## WHAT YOU SHOULD DO
Output every entry exactly as written, but omit the pictures.

## RECORDS SUPPLIED
━━━━
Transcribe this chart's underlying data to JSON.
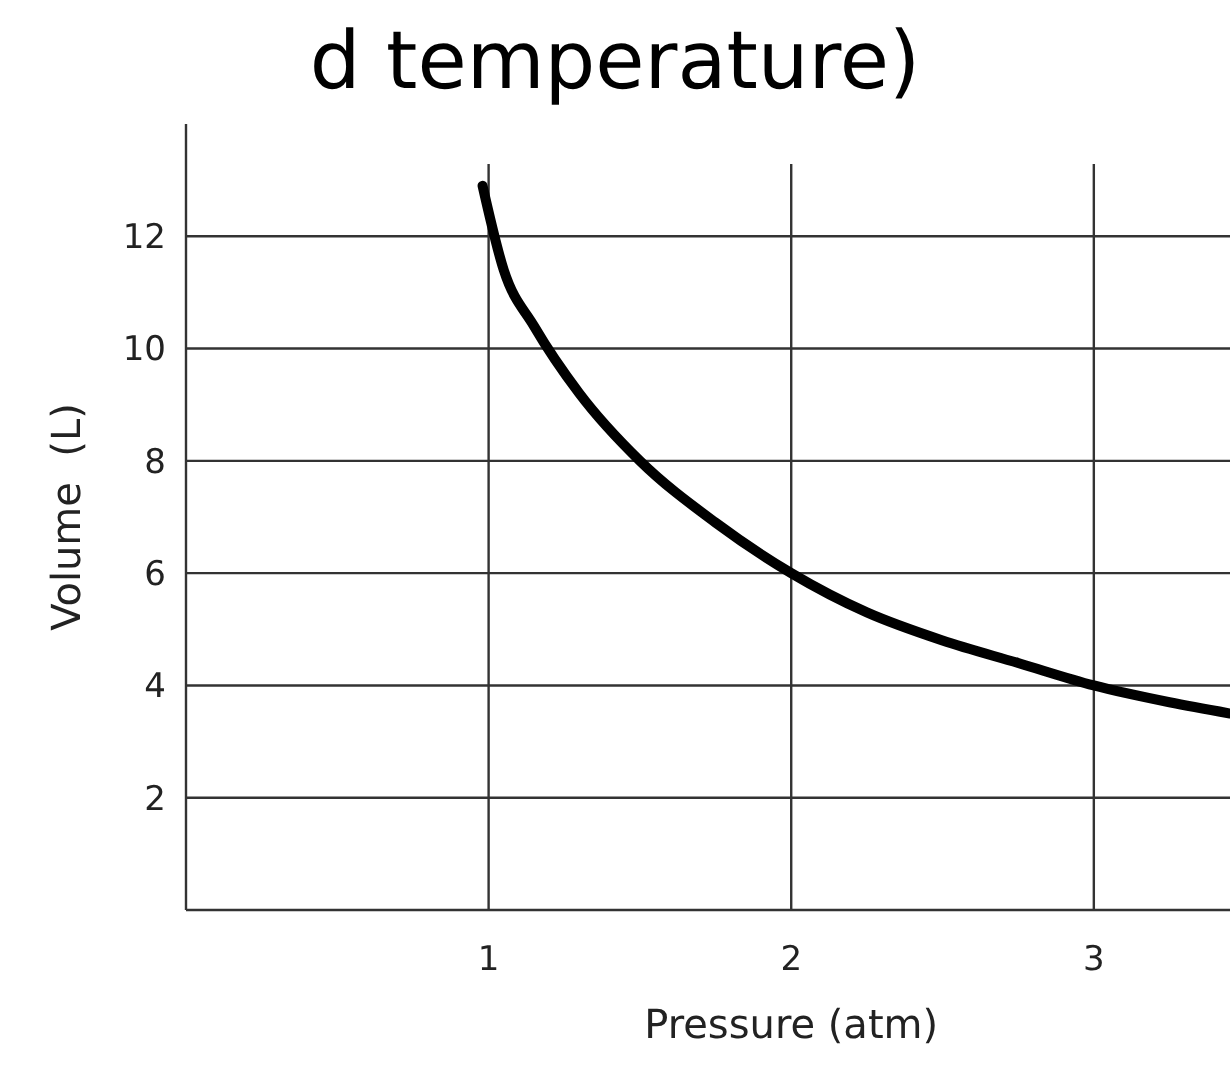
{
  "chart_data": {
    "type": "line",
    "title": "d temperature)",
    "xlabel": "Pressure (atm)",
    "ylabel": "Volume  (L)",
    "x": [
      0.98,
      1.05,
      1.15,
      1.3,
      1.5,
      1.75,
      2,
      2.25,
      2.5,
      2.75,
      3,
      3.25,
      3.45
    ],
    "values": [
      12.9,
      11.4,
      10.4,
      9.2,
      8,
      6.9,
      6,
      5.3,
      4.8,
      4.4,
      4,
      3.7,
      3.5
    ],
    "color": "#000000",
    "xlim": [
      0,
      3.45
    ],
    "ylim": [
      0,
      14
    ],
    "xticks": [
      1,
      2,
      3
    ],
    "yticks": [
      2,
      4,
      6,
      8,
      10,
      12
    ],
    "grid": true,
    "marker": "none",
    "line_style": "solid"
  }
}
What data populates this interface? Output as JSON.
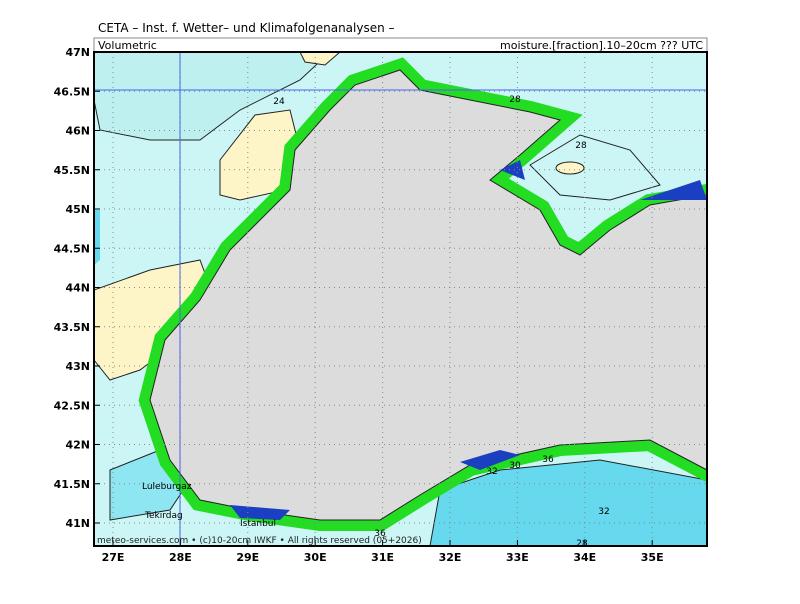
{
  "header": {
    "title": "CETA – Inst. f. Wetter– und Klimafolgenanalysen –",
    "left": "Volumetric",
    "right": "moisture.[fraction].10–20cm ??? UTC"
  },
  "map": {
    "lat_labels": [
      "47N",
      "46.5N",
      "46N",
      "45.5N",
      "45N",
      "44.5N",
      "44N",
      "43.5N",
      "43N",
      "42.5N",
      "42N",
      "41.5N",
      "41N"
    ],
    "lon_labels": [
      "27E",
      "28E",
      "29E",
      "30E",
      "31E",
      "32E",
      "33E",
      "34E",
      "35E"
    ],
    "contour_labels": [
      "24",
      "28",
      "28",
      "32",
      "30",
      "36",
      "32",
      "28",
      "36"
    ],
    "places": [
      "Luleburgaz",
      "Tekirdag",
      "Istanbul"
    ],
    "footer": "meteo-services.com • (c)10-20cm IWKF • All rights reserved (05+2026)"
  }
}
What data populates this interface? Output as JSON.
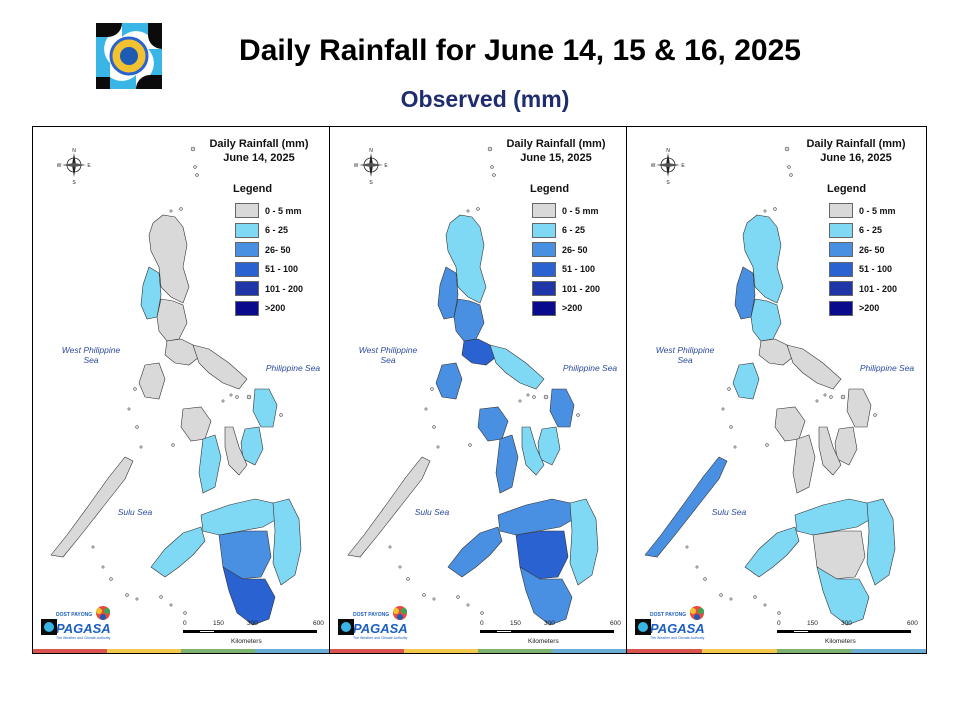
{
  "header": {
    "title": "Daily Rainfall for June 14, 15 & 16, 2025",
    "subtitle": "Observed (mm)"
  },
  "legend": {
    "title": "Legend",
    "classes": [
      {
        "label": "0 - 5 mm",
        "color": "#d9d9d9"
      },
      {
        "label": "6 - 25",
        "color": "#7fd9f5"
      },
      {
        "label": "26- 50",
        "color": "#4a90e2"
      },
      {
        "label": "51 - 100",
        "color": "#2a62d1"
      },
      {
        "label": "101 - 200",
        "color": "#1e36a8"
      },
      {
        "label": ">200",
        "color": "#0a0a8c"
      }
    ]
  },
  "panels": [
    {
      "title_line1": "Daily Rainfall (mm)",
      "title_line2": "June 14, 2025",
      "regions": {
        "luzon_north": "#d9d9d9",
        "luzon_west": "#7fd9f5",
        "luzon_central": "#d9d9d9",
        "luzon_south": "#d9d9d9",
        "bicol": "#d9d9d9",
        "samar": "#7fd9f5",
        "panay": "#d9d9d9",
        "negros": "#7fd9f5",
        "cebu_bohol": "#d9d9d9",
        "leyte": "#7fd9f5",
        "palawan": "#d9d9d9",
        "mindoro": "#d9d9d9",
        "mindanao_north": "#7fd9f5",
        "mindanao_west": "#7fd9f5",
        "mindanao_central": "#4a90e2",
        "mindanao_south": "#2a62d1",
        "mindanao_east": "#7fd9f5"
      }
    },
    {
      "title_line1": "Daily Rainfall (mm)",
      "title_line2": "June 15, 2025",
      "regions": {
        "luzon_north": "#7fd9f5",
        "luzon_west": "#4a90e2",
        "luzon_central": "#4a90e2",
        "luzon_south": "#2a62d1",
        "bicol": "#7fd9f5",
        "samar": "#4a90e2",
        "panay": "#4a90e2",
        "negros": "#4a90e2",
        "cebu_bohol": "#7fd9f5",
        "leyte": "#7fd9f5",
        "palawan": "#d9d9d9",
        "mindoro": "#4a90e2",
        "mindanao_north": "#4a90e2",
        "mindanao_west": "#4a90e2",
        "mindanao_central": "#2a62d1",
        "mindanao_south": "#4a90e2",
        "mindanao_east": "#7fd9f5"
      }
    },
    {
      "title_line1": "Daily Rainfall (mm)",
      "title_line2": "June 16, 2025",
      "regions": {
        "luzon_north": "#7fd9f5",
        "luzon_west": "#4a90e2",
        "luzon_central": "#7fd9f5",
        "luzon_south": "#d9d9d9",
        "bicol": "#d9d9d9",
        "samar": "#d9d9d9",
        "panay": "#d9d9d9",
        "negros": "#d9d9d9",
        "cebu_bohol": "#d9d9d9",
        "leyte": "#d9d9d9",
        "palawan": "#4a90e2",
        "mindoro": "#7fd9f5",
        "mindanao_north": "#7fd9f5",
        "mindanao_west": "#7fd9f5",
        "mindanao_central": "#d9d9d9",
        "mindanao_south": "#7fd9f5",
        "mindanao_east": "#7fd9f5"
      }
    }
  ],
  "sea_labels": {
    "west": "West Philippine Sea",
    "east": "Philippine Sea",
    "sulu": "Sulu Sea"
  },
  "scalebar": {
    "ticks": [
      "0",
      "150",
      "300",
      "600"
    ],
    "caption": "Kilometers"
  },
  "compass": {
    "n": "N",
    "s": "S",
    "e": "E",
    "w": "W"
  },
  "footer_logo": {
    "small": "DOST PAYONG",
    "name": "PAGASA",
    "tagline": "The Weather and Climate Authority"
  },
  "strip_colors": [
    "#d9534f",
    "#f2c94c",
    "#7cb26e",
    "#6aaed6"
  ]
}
━━━━
## EXERCISE SOLUTION
Transcribe this chart's underlying data to JSON.
{
  "chart_data": {
    "type": "line",
    "title": "d temperature)",
    "xlabel": "Pressure (atm)",
    "ylabel": "Volume  (L)",
    "x": [
      0.98,
      1.05,
      1.15,
      1.3,
      1.5,
      1.75,
      2,
      2.25,
      2.5,
      2.75,
      3,
      3.25,
      3.45
    ],
    "values": [
      12.9,
      11.4,
      10.4,
      9.2,
      8,
      6.9,
      6,
      5.3,
      4.8,
      4.4,
      4,
      3.7,
      3.5
    ],
    "color": "#000000",
    "xlim": [
      0,
      3.45
    ],
    "ylim": [
      0,
      14
    ],
    "xticks": [
      1,
      2,
      3
    ],
    "yticks": [
      2,
      4,
      6,
      8,
      10,
      12
    ],
    "grid": true,
    "marker": "none",
    "line_style": "solid"
  }
}
What data populates this interface? Output as JSON.
{
  "header": {
    "title": "CETA – Inst. f. Wetter– und Klimafolgenanalysen –",
    "left": "Volumetric",
    "right": "moisture.[fraction].10–20cm ??? UTC"
  },
  "map": {
    "lat_labels": [
      "47N",
      "46.5N",
      "46N",
      "45.5N",
      "45N",
      "44.5N",
      "44N",
      "43.5N",
      "43N",
      "42.5N",
      "42N",
      "41.5N",
      "41N"
    ],
    "lon_labels": [
      "27E",
      "28E",
      "29E",
      "30E",
      "31E",
      "32E",
      "33E",
      "34E",
      "35E"
    ],
    "contour_labels": [
      "24",
      "28",
      "28",
      "32",
      "30",
      "36",
      "32",
      "28",
      "36"
    ],
    "places": [
      "Luleburgaz",
      "Tekirdag",
      "Istanbul"
    ],
    "footer": "meteo-services.com • (c)10-20cm IWKF • All rights reserved (05+2026)"
  }
}
What data populates this interface? Output as JSON.
{
  "header": {
    "title": "Daily Rainfall for June 14, 15 & 16, 2025",
    "subtitle": "Observed (mm)"
  },
  "legend": {
    "title": "Legend",
    "classes": [
      {
        "label": "0 - 5 mm",
        "color": "#d9d9d9"
      },
      {
        "label": "6 - 25",
        "color": "#7fd9f5"
      },
      {
        "label": "26- 50",
        "color": "#4a90e2"
      },
      {
        "label": "51 - 100",
        "color": "#2a62d1"
      },
      {
        "label": "101 - 200",
        "color": "#1e36a8"
      },
      {
        "label": ">200",
        "color": "#0a0a8c"
      }
    ]
  },
  "panels": [
    {
      "title_line1": "Daily Rainfall (mm)",
      "title_line2": "June 14, 2025",
      "regions": {
        "luzon_north": "#d9d9d9",
        "luzon_west": "#7fd9f5",
        "luzon_central": "#d9d9d9",
        "luzon_south": "#d9d9d9",
        "bicol": "#d9d9d9",
        "samar": "#7fd9f5",
        "panay": "#d9d9d9",
        "negros": "#7fd9f5",
        "cebu_bohol": "#d9d9d9",
        "leyte": "#7fd9f5",
        "palawan": "#d9d9d9",
        "mindoro": "#d9d9d9",
        "mindanao_north": "#7fd9f5",
        "mindanao_west": "#7fd9f5",
        "mindanao_central": "#4a90e2",
        "mindanao_south": "#2a62d1",
        "mindanao_east": "#7fd9f5"
      }
    },
    {
      "title_line1": "Daily Rainfall (mm)",
      "title_line2": "June 15, 2025",
      "regions": {
        "luzon_north": "#7fd9f5",
        "luzon_west": "#4a90e2",
        "luzon_central": "#4a90e2",
        "luzon_south": "#2a62d1",
        "bicol": "#7fd9f5",
        "samar": "#4a90e2",
        "panay": "#4a90e2",
        "negros": "#4a90e2",
        "cebu_bohol": "#7fd9f5",
        "leyte": "#7fd9f5",
        "palawan": "#d9d9d9",
        "mindoro": "#4a90e2",
        "mindanao_north": "#4a90e2",
        "mindanao_west": "#4a90e2",
        "mindanao_central": "#2a62d1",
        "mindanao_south": "#4a90e2",
        "mindanao_east": "#7fd9f5"
      }
    },
    {
      "title_line1": "Daily Rainfall (mm)",
      "title_line2": "June 16, 2025",
      "regions": {
        "luzon_north": "#7fd9f5",
        "luzon_west": "#4a90e2",
        "luzon_central": "#7fd9f5",
        "luzon_south": "#d9d9d9",
        "bicol": "#d9d9d9",
        "samar": "#d9d9d9",
        "panay": "#d9d9d9",
        "negros": "#d9d9d9",
        "cebu_bohol": "#d9d9d9",
        "leyte": "#d9d9d9",
        "palawan": "#4a90e2",
        "mindoro": "#7fd9f5",
        "mindanao_north": "#7fd9f5",
        "mindanao_west": "#7fd9f5",
        "mindanao_central": "#d9d9d9",
        "mindanao_south": "#7fd9f5",
        "mindanao_east": "#7fd9f5"
      }
    }
  ],
  "sea_labels": {
    "west": "West Philippine Sea",
    "east": "Philippine Sea",
    "sulu": "Sulu Sea"
  },
  "scalebar": {
    "ticks": [
      "0",
      "150",
      "300",
      "600"
    ],
    "caption": "Kilometers"
  },
  "compass": {
    "n": "N",
    "s": "S",
    "e": "E",
    "w": "W"
  },
  "footer_logo": {
    "small": "DOST PAYONG",
    "name": "PAGASA",
    "tagline": "The Weather and Climate Authority"
  },
  "strip_colors": [
    "#d9534f",
    "#f2c94c",
    "#7cb26e",
    "#6aaed6"
  ]
}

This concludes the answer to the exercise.